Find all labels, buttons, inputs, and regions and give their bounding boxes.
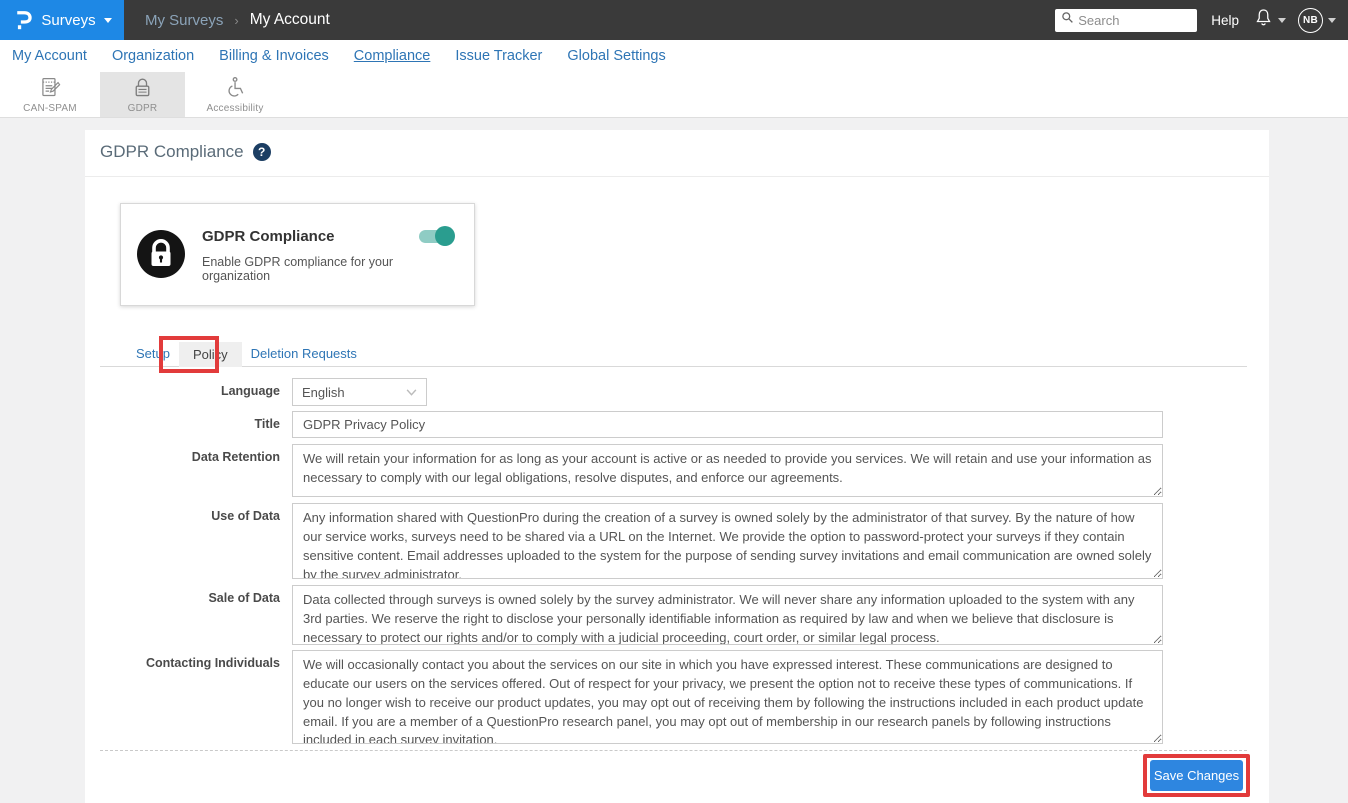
tab-can-spam[interactable]: CAN-SPAM <box>0 72 100 117</box>
contacting-individuals-label: Contacting Individuals <box>85 656 280 670</box>
page-title: GDPR Compliance <box>100 142 244 162</box>
wheelchair-icon <box>223 75 248 100</box>
breadcrumb: My Surveys › My Account <box>145 11 330 29</box>
help-link[interactable]: Help <box>1211 13 1239 28</box>
search-icon <box>1061 11 1074 29</box>
account-nav: My Account Organization Billing & Invoic… <box>0 40 1348 72</box>
language-select[interactable]: English <box>292 378 427 406</box>
language-field-wrap: English <box>292 378 1163 406</box>
lock-badge-icon <box>137 230 185 278</box>
breadcrumb-my-account: My Account <box>250 11 330 29</box>
breadcrumb-my-surveys[interactable]: My Surveys <box>145 12 223 29</box>
contacting-individuals-textarea[interactable]: We will occasionally contact you about t… <box>292 650 1163 744</box>
tab-policy[interactable]: Policy <box>179 342 242 367</box>
global-search[interactable] <box>1055 9 1197 32</box>
sale-of-data-label: Sale of Data <box>85 591 280 605</box>
padlock-icon <box>130 75 155 100</box>
nav-global-settings[interactable]: Global Settings <box>567 48 665 64</box>
chevron-down-icon <box>406 383 417 401</box>
compliance-section-tabs: CAN-SPAM GDPR Accessibility <box>0 72 1348 118</box>
gdpr-enable-card: GDPR Compliance Enable GDPR compliance f… <box>120 203 475 306</box>
data-retention-field-wrap: We will retain your information for as l… <box>292 444 1163 502</box>
save-changes-button[interactable]: Save Changes <box>1150 760 1243 791</box>
language-selected-value: English <box>302 385 345 400</box>
title-label: Title <box>85 417 280 431</box>
tab-label: Accessibility <box>206 103 263 114</box>
nav-organization[interactable]: Organization <box>112 48 194 64</box>
gdpr-toggle[interactable] <box>419 230 452 243</box>
notifications-menu[interactable] <box>1254 7 1286 33</box>
chevron-down-icon <box>1328 18 1336 23</box>
nav-compliance[interactable]: Compliance <box>354 48 431 64</box>
card-subtitle: Enable GDPR compliance for your organiza… <box>202 255 458 283</box>
chevron-down-icon <box>1278 18 1286 23</box>
tab-accessibility[interactable]: Accessibility <box>185 72 285 117</box>
gdpr-compliance-panel: GDPR Compliance ? GDPR Compliance Enable… <box>85 130 1269 803</box>
chevron-down-icon <box>104 18 112 23</box>
search-input[interactable] <box>1078 13 1191 28</box>
account-menu[interactable]: NB <box>1298 8 1336 33</box>
toggle-knob <box>435 226 455 246</box>
breadcrumb-separator: › <box>234 13 238 28</box>
tab-label: GDPR <box>128 103 158 114</box>
nav-issue-tracker[interactable]: Issue Tracker <box>455 48 542 64</box>
app-window: Surveys My Surveys › My Account Help <box>0 0 1348 803</box>
page-title-row: GDPR Compliance ? <box>100 142 271 162</box>
tab-label: CAN-SPAM <box>23 103 77 114</box>
tab-deletion-requests[interactable]: Deletion Requests <box>242 341 366 366</box>
policy-tabbar: Setup Policy Deletion Requests <box>100 343 1247 367</box>
bell-icon <box>1254 7 1273 33</box>
contacting-individuals-field-wrap: We will occasionally contact you about t… <box>292 650 1163 749</box>
data-retention-textarea[interactable]: We will retain your information for as l… <box>292 444 1163 497</box>
sale-of-data-textarea[interactable]: Data collected through surveys is owned … <box>292 585 1163 645</box>
tab-setup[interactable]: Setup <box>127 341 179 366</box>
product-label: Surveys <box>41 12 95 29</box>
help-icon[interactable]: ? <box>253 143 271 161</box>
policy-title-input[interactable] <box>292 411 1163 438</box>
use-of-data-label: Use of Data <box>85 509 280 523</box>
language-label: Language <box>85 384 280 398</box>
top-header: Surveys My Surveys › My Account Help <box>0 0 1348 40</box>
data-retention-label: Data Retention <box>85 450 280 464</box>
notepad-pencil-icon <box>38 75 63 100</box>
nav-my-account[interactable]: My Account <box>12 48 87 64</box>
form-footer-divider <box>100 750 1247 751</box>
use-of-data-field-wrap: Any information shared with QuestionPro … <box>292 503 1163 584</box>
nav-billing-invoices[interactable]: Billing & Invoices <box>219 48 329 64</box>
avatar: NB <box>1298 8 1323 33</box>
product-switcher[interactable]: Surveys <box>0 0 124 40</box>
title-field-wrap <box>292 411 1163 438</box>
tab-gdpr[interactable]: GDPR <box>100 72 185 117</box>
questionpro-logo-icon <box>12 8 33 32</box>
sale-of-data-field-wrap: Data collected through surveys is owned … <box>292 585 1163 650</box>
divider <box>85 176 1269 177</box>
use-of-data-textarea[interactable]: Any information shared with QuestionPro … <box>292 503 1163 579</box>
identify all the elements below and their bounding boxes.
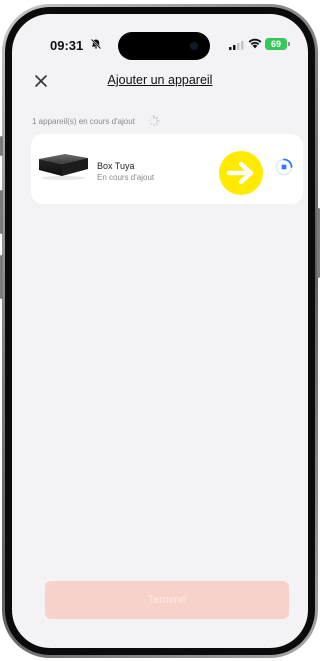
battery-tip xyxy=(288,42,290,46)
camera-icon xyxy=(190,42,198,50)
volume-up-button xyxy=(0,190,3,234)
device-status: En cours d'ajout xyxy=(97,173,155,182)
dynamic-island xyxy=(118,32,210,60)
finish-button[interactable]: Terminé xyxy=(45,581,289,619)
device-name: Box Tuya xyxy=(97,161,135,171)
battery-indicator: 69 xyxy=(265,38,287,50)
loading-spinner-icon xyxy=(148,115,160,127)
device-card[interactable]: Box Tuya En cours d'ajout xyxy=(31,134,303,204)
bell-off-icon xyxy=(90,38,102,50)
mute-switch xyxy=(0,136,3,156)
wifi-icon xyxy=(248,38,262,49)
arrow-right-icon xyxy=(219,151,263,195)
progress-spinner-icon xyxy=(275,158,293,176)
status-bar: 09:31 69 xyxy=(12,14,308,66)
adding-count-label: 1 appareil(s) en cours d'ajout xyxy=(32,117,135,126)
status-time: 09:31 xyxy=(50,38,84,53)
phone-bezel: 09:31 69 Ajouter un appareil 1 appareil(… xyxy=(5,7,315,655)
page-title: Ajouter un appareil xyxy=(107,73,213,87)
phone-frame: 09:31 69 Ajouter un appareil 1 appareil(… xyxy=(2,4,318,658)
tuya-box-device-image xyxy=(39,154,88,180)
volume-down-button xyxy=(0,255,3,299)
app-screen: 09:31 69 Ajouter un appareil 1 appareil(… xyxy=(12,14,308,648)
cellular-signal-icon xyxy=(229,41,244,50)
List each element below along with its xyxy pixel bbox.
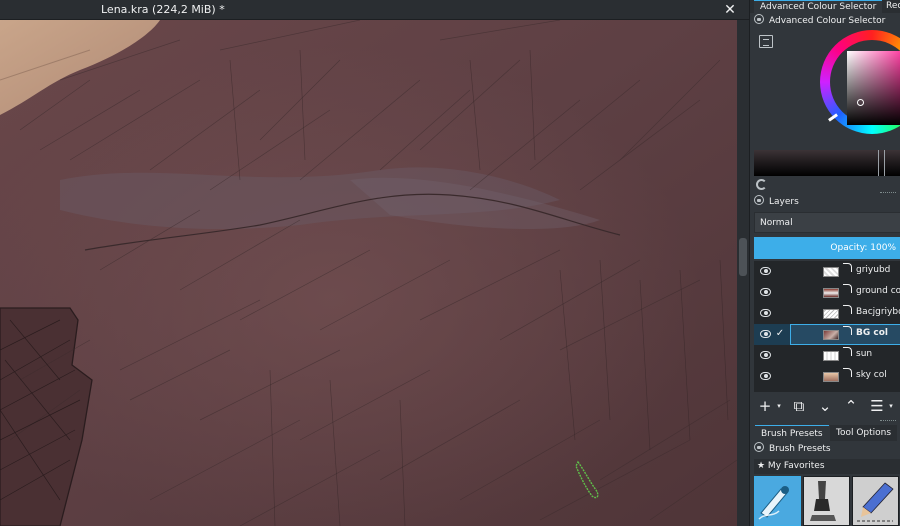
brush-presets-header: Brush Presets xyxy=(754,442,831,456)
blend-mode-select[interactable]: Normal xyxy=(754,212,900,233)
krita-window: Lena.kra (224,2 MiB) * ✕ Advanced Colour… xyxy=(0,0,900,526)
layer-row-ground-col[interactable]: ground col xyxy=(754,282,900,303)
colour-bar-divider xyxy=(878,150,879,176)
colour-selector-header: Advanced Colour Selector xyxy=(754,14,885,28)
pencil-icon xyxy=(857,482,894,522)
layer-name: Bacjgriybd xyxy=(856,307,900,317)
canvas-glow xyxy=(0,20,737,526)
opacity-slider[interactable]: Opacity: 100% xyxy=(754,237,900,259)
layer-row-sky-col[interactable]: sky col xyxy=(754,366,900,387)
docker-tab-bar: Advanced Colour Selector Rec xyxy=(750,0,900,13)
brush-presets-title: Brush Presets xyxy=(769,444,831,454)
layer-name: ground col xyxy=(856,286,900,296)
visibility-eye-icon[interactable] xyxy=(760,330,771,338)
document-tab-bar: Lena.kra (224,2 MiB) * ✕ xyxy=(0,0,749,20)
visibility-eye-icon[interactable] xyxy=(760,267,771,275)
visibility-eye-icon[interactable] xyxy=(760,351,771,359)
add-layer-icon[interactable]: + xyxy=(756,396,774,416)
move-layer-up-icon[interactable]: ⌃ xyxy=(842,396,860,416)
layer-thumbnail xyxy=(823,351,839,361)
visibility-eye-icon[interactable] xyxy=(760,372,771,380)
lock-icon[interactable] xyxy=(754,195,764,205)
canvas-artwork xyxy=(0,20,737,526)
layer-row-bg-col[interactable]: ✓ BG col xyxy=(754,324,900,345)
layers-title: Layers xyxy=(769,197,799,207)
alpha-inherit-icon[interactable] xyxy=(843,263,852,272)
layer-name: sun xyxy=(856,349,873,359)
lock-icon[interactable] xyxy=(754,442,764,452)
colour-selector-menu-icon[interactable] xyxy=(759,35,773,48)
scrollbar-handle[interactable] xyxy=(739,238,747,276)
layer-row-griyubd[interactable]: griyubd xyxy=(754,261,900,282)
layer-row-bacjgriybd[interactable]: Bacjgriybd xyxy=(754,303,900,324)
colour-bar-divider xyxy=(884,150,885,176)
alpha-inherit-icon[interactable] xyxy=(843,368,852,377)
drawing-canvas[interactable] xyxy=(0,20,737,526)
hue-marker[interactable] xyxy=(828,113,838,122)
active-check-icon[interactable]: ✓ xyxy=(774,327,786,341)
document-view: Lena.kra (224,2 MiB) * ✕ xyxy=(0,0,749,526)
colour-wheel[interactable] xyxy=(820,30,900,134)
visibility-eye-icon[interactable] xyxy=(760,309,771,317)
layers-header: Layers xyxy=(754,195,799,209)
tab-advanced-colour-selector[interactable]: Advanced Colour Selector xyxy=(754,0,883,13)
visibility-eye-icon[interactable] xyxy=(760,288,771,296)
layer-thumbnail xyxy=(823,309,839,319)
layer-name: BG col xyxy=(856,328,888,338)
favorites-tag-selector[interactable]: ★ My Favorites xyxy=(754,459,900,474)
layer-properties-dropdown-icon[interactable]: ▾ xyxy=(887,396,895,416)
tab-recent[interactable]: Rec xyxy=(880,0,900,13)
alpha-inherit-icon[interactable] xyxy=(843,305,852,314)
layer-row-sun[interactable]: sun xyxy=(754,345,900,366)
layer-thumbnail xyxy=(823,288,839,298)
layer-properties-icon[interactable]: ☰ xyxy=(868,396,886,416)
move-layer-down-icon[interactable]: ⌄ xyxy=(816,396,834,416)
layer-thumbnail xyxy=(823,267,839,277)
tab-brush-presets[interactable]: Brush Presets xyxy=(755,425,829,441)
layer-toolbar: + ▾ ⧉ ⌄ ⌃ ☰ ▾ xyxy=(754,396,900,416)
bristle-brush-icon xyxy=(810,481,836,521)
add-layer-dropdown-icon[interactable]: ▾ xyxy=(775,396,783,416)
layer-thumbnail xyxy=(823,330,839,340)
docker-grip[interactable] xyxy=(880,192,896,194)
brush-preset-airbrush[interactable] xyxy=(754,476,801,526)
alpha-inherit-icon[interactable] xyxy=(843,326,852,335)
layer-thumbnail xyxy=(823,372,839,382)
right-docker-panel: Advanced Colour Selector Rec Advanced Co… xyxy=(749,0,900,526)
airbrush-icon xyxy=(758,486,789,520)
canvas-vertical-scrollbar[interactable] xyxy=(737,20,749,526)
alpha-inherit-icon[interactable] xyxy=(843,347,852,356)
docker-grip[interactable] xyxy=(880,420,896,422)
brush-preset-bristles[interactable] xyxy=(803,476,850,526)
refresh-icon[interactable] xyxy=(756,179,767,190)
close-document-icon[interactable]: ✕ xyxy=(721,1,739,19)
saturation-value-square[interactable] xyxy=(847,51,900,125)
layer-name: griyubd xyxy=(856,265,891,275)
lock-icon[interactable] xyxy=(754,14,764,24)
layer-name: sky col xyxy=(856,370,887,380)
colour-selector-title: Advanced Colour Selector xyxy=(769,16,886,26)
brush-preset-pencil[interactable] xyxy=(852,476,899,526)
colour-picker-marker[interactable] xyxy=(857,99,864,106)
document-title: Lena.kra (224,2 MiB) * xyxy=(101,3,225,16)
tab-tool-options[interactable]: Tool Options xyxy=(830,425,898,441)
duplicate-layer-icon[interactable]: ⧉ xyxy=(790,396,808,416)
brush-docker-tabs: Brush Presets Tool Options xyxy=(750,425,900,441)
alpha-inherit-icon[interactable] xyxy=(843,284,852,293)
layer-list: griyubd ground col Bacjgriybd ✓ BG col s… xyxy=(754,261,900,392)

---------------

** GIVEN INSTRUCTION **
In the listing above, copy out word for word every line from the line with "battery-tip xyxy=(288,42,290,46)" to the line with "finish-button[interactable]: Terminé xyxy=(45,581,289,619)", including both of those lines.

** FULL SOLUTION **
battery-tip xyxy=(288,42,290,46)
camera-icon xyxy=(190,42,198,50)
volume-up-button xyxy=(0,190,3,234)
device-status: En cours d'ajout xyxy=(97,173,155,182)
dynamic-island xyxy=(118,32,210,60)
finish-button[interactable]: Terminé xyxy=(45,581,289,619)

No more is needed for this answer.